─── DATASET ───

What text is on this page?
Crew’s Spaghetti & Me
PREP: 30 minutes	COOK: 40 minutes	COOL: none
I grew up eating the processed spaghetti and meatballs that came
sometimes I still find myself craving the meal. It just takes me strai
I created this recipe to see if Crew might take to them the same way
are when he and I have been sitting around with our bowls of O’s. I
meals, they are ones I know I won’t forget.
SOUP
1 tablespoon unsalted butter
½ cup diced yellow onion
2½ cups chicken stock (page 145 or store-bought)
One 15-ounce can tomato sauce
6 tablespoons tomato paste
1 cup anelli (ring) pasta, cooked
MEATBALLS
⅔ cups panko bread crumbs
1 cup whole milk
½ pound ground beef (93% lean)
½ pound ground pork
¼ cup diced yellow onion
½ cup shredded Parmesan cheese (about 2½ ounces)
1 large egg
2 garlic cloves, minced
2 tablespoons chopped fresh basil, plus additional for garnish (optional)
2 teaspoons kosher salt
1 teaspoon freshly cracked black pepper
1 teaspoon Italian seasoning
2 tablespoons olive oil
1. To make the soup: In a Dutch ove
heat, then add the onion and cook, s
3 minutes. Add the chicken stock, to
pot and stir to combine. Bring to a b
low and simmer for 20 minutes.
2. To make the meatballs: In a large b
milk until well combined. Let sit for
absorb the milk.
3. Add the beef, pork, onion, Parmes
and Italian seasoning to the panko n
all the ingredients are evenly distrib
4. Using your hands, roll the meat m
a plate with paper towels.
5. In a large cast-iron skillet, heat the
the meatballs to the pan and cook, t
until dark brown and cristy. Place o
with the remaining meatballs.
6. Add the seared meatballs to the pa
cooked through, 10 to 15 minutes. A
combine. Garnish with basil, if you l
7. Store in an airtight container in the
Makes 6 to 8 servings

───

### GOAL OF THE EXERCISE
For this exercise, gather every line of the data that contains the word "minutes".

### OUTPUT BELOW
PREP: 30 minutes	COOK: 40 minutes	COOL: none
3 minutes. Add the chicken stock, to
low and simmer for 20 minutes.
cooked through, 10 to 15 minutes. A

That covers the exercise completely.